* Extracted data

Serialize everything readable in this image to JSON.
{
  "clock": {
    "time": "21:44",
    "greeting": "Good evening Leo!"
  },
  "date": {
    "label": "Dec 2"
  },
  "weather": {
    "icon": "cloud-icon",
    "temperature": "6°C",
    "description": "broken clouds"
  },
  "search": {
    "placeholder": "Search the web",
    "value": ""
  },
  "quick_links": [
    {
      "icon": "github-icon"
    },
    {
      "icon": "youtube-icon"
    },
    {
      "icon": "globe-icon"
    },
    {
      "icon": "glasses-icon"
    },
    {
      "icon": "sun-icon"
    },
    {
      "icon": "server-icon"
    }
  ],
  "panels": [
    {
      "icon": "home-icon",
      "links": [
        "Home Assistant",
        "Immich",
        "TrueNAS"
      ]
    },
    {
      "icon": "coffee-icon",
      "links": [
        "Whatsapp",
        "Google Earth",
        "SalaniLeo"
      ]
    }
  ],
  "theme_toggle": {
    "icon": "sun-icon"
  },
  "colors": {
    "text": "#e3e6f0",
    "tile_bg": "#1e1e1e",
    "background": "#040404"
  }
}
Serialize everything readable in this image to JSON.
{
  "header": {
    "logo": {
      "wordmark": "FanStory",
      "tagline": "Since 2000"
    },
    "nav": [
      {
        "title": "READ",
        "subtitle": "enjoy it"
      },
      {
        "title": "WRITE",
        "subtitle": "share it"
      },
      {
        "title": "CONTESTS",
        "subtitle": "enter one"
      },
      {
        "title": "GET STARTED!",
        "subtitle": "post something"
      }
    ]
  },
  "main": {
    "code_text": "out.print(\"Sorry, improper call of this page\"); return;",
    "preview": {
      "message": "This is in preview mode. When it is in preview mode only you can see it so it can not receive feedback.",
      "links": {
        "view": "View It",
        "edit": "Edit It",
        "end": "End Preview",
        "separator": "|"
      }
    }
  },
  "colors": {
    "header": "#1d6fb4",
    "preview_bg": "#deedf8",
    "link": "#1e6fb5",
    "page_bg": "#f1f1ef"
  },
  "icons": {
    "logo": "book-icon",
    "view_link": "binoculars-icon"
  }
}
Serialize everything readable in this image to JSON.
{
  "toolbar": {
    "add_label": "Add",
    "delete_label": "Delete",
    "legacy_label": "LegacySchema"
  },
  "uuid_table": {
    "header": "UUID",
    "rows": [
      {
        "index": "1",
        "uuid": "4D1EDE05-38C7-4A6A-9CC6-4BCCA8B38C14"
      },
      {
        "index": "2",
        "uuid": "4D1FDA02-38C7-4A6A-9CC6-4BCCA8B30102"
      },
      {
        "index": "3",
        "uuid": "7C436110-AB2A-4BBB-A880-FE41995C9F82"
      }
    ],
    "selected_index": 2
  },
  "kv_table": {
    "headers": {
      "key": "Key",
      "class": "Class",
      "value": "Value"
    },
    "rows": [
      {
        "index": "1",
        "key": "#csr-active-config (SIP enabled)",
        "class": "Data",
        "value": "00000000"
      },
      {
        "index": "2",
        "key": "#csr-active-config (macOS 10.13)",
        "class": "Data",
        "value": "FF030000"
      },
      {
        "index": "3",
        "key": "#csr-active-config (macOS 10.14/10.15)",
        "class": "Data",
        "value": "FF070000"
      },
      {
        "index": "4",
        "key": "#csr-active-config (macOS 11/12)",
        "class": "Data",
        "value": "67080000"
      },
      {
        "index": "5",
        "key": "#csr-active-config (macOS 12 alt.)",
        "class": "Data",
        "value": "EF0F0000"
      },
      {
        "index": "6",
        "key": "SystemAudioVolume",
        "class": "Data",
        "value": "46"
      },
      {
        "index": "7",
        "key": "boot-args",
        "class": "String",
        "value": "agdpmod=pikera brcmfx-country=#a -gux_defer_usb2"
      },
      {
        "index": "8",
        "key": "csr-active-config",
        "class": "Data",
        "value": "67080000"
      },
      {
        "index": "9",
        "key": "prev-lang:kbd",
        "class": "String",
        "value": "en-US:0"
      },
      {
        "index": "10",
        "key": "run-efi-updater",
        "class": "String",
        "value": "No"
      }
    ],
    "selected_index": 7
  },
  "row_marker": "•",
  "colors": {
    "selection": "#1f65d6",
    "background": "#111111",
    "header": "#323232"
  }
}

* Goal
Go through the material and select each line with the string "macOS" in it.

* Task output
        "key": "#csr-active-config (macOS 10.13)",
        "key": "#csr-active-config (macOS 10.14/10.15)",
        "key": "#csr-active-config (macOS 11/12)",
        "key": "#csr-active-config (macOS 12 alt.)",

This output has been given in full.